- **REQUIREMENT**
The data below is to be returned in full and exactly.

____

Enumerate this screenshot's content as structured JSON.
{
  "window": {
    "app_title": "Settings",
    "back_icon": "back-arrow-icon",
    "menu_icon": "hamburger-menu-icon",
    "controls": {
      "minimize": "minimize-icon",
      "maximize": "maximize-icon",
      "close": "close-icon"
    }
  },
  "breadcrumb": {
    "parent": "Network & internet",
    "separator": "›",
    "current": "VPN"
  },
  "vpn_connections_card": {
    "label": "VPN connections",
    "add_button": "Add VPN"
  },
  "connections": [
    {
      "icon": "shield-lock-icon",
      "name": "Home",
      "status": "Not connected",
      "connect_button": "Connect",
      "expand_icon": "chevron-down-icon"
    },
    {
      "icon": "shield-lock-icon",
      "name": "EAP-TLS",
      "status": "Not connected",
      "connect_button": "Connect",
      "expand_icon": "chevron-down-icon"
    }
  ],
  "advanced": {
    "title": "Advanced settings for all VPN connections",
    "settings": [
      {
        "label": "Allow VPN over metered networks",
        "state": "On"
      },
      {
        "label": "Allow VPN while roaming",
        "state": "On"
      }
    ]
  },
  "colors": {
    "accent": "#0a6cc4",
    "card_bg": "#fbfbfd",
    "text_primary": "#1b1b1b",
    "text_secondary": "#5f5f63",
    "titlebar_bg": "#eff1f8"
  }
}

____

- **RESULT FOR THIS TASK**
Enumerate this screenshot's content as structured JSON.
{
  "window": {
    "app_title": "Settings",
    "back_icon": "back-arrow-icon",
    "menu_icon": "hamburger-menu-icon",
    "controls": {
      "minimize": "minimize-icon",
      "maximize": "maximize-icon",
      "close": "close-icon"
    }
  },
  "breadcrumb": {
    "parent": "Network & internet",
    "separator": "›",
    "current": "VPN"
  },
  "vpn_connections_card": {
    "label": "VPN connections",
    "add_button": "Add VPN"
  },
  "connections": [
    {
      "icon": "shield-lock-icon",
      "name": "Home",
      "status": "Not connected",
      "connect_button": "Connect",
      "expand_icon": "chevron-down-icon"
    },
    {
      "icon": "shield-lock-icon",
      "name": "EAP-TLS",
      "status": "Not connected",
      "connect_button": "Connect",
      "expand_icon": "chevron-down-icon"
    }
  ],
  "advanced": {
    "title": "Advanced settings for all VPN connections",
    "settings": [
      {
        "label": "Allow VPN over metered networks",
        "state": "On"
      },
      {
        "label": "Allow VPN while roaming",
        "state": "On"
      }
    ]
  },
  "colors": {
    "accent": "#0a6cc4",
    "card_bg": "#fbfbfd",
    "text_primary": "#1b1b1b",
    "text_secondary": "#5f5f63",
    "titlebar_bg": "#eff1f8"
  }
}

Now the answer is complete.